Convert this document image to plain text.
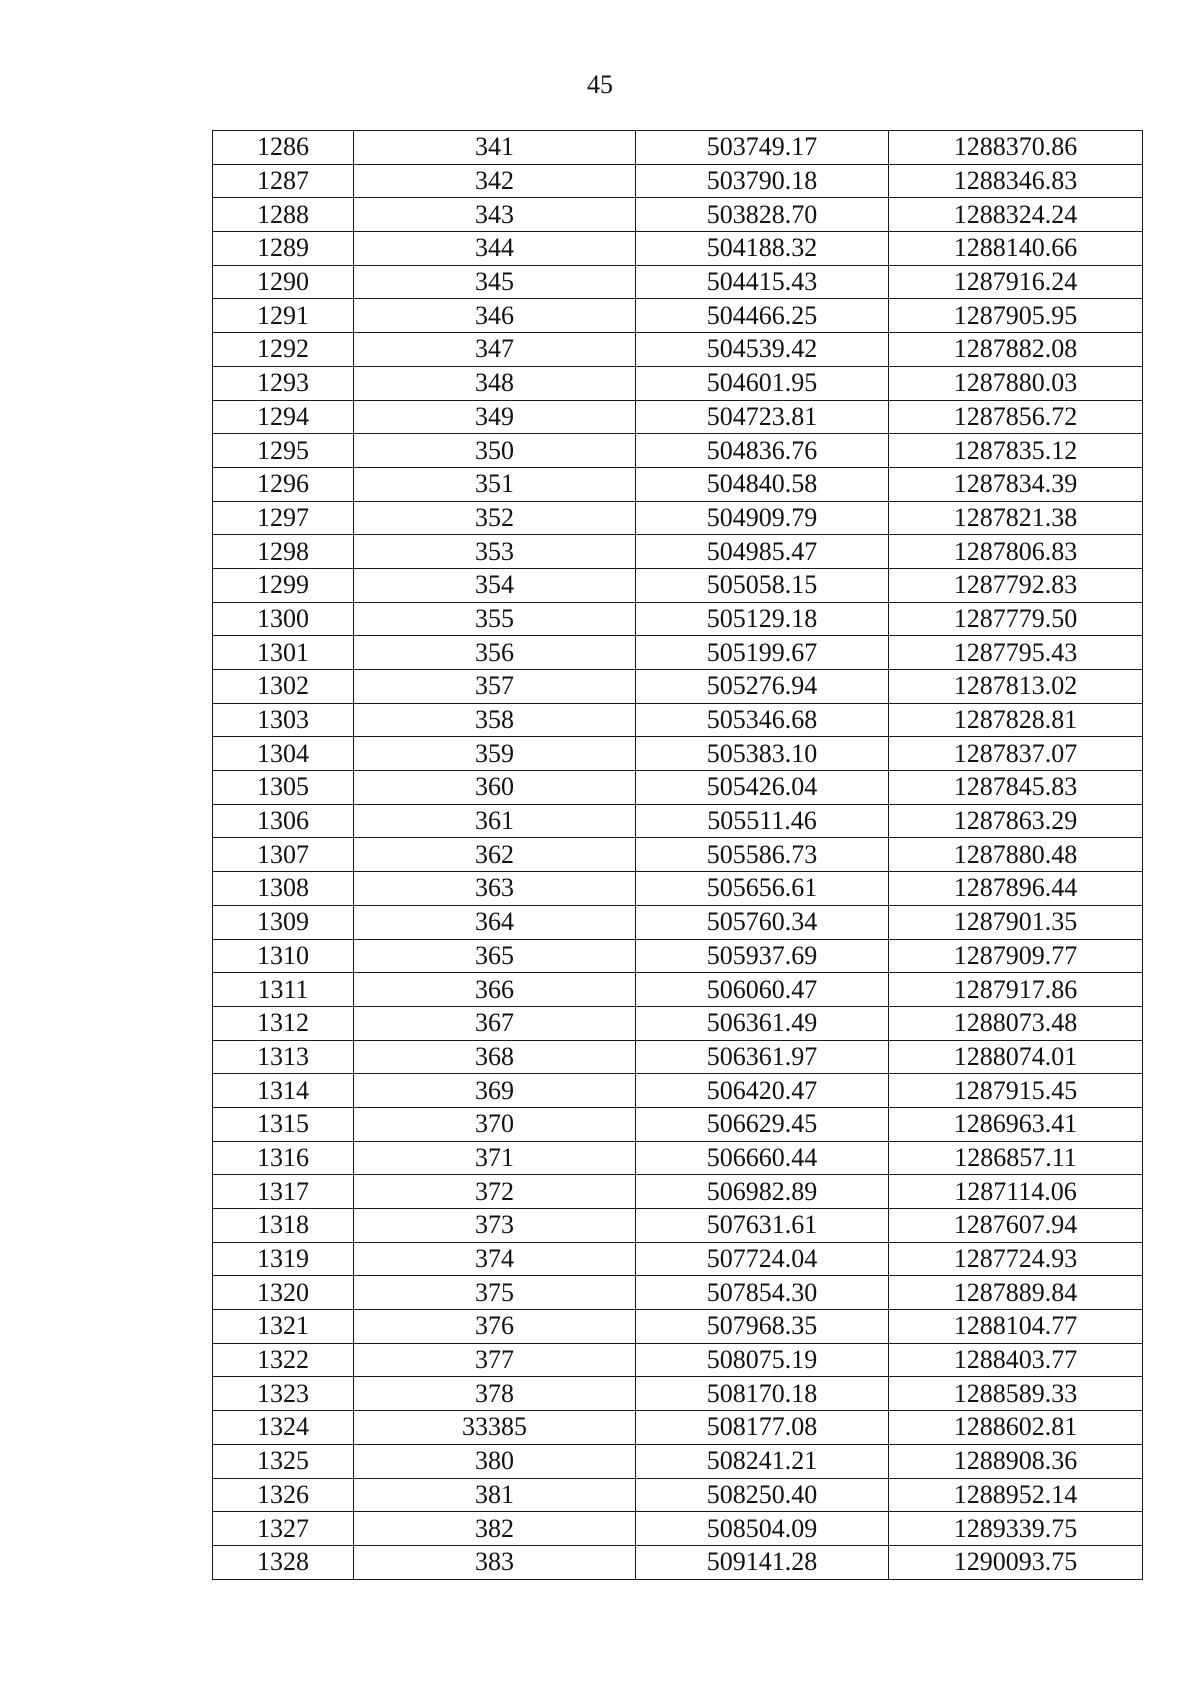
45
1286	341	503749.17	1288370.86
1287	342	503790.18	1288346.83
1288	343	503828.70	1288324.24
1289	344	504188.32	1288140.66
1290	345	504415.43	1287916.24
1291	346	504466.25	1287905.95
1292	347	504539.42	1287882.08
1293	348	504601.95	1287880.03
1294	349	504723.81	1287856.72
1295	350	504836.76	1287835.12
1296	351	504840.58	1287834.39
1297	352	504909.79	1287821.38
1298	353	504985.47	1287806.83
1299	354	505058.15	1287792.83
1300	355	505129.18	1287779.50
1301	356	505199.67	1287795.43
1302	357	505276.94	1287813.02
1303	358	505346.68	1287828.81
1304	359	505383.10	1287837.07
1305	360	505426.04	1287845.83
1306	361	505511.46	1287863.29
1307	362	505586.73	1287880.48
1308	363	505656.61	1287896.44
1309	364	505760.34	1287901.35
1310	365	505937.69	1287909.77
1311	366	506060.47	1287917.86
1312	367	506361.49	1288073.48
1313	368	506361.97	1288074.01
1314	369	506420.47	1287915.45
1315	370	506629.45	1286963.41
1316	371	506660.44	1286857.11
1317	372	506982.89	1287114.06
1318	373	507631.61	1287607.94
1319	374	507724.04	1287724.93
1320	375	507854.30	1287889.84
1321	376	507968.35	1288104.77
1322	377	508075.19	1288403.77
1323	378	508170.18	1288589.33
1324	33385	508177.08	1288602.81
1325	380	508241.21	1288908.36
1326	381	508250.40	1288952.14
1327	382	508504.09	1289339.75
1328	383	509141.28	1290093.75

┄┄┄┄┄┄┄┄┄┄

Task instructions:
Write the listing above out again exactly, dropping each image.

Solution:
Convert this document image to plain text.
45
1286	341	503749.17	1288370.86
1287	342	503790.18	1288346.83
1288	343	503828.70	1288324.24
1289	344	504188.32	1288140.66
1290	345	504415.43	1287916.24
1291	346	504466.25	1287905.95
1292	347	504539.42	1287882.08
1293	348	504601.95	1287880.03
1294	349	504723.81	1287856.72
1295	350	504836.76	1287835.12
1296	351	504840.58	1287834.39
1297	352	504909.79	1287821.38
1298	353	504985.47	1287806.83
1299	354	505058.15	1287792.83
1300	355	505129.18	1287779.50
1301	356	505199.67	1287795.43
1302	357	505276.94	1287813.02
1303	358	505346.68	1287828.81
1304	359	505383.10	1287837.07
1305	360	505426.04	1287845.83
1306	361	505511.46	1287863.29
1307	362	505586.73	1287880.48
1308	363	505656.61	1287896.44
1309	364	505760.34	1287901.35
1310	365	505937.69	1287909.77
1311	366	506060.47	1287917.86
1312	367	506361.49	1288073.48
1313	368	506361.97	1288074.01
1314	369	506420.47	1287915.45
1315	370	506629.45	1286963.41
1316	371	506660.44	1286857.11
1317	372	506982.89	1287114.06
1318	373	507631.61	1287607.94
1319	374	507724.04	1287724.93
1320	375	507854.30	1287889.84
1321	376	507968.35	1288104.77
1322	377	508075.19	1288403.77
1323	378	508170.18	1288589.33
1324	33385	508177.08	1288602.81
1325	380	508241.21	1288908.36
1326	381	508250.40	1288952.14
1327	382	508504.09	1289339.75
1328	383	509141.28	1290093.75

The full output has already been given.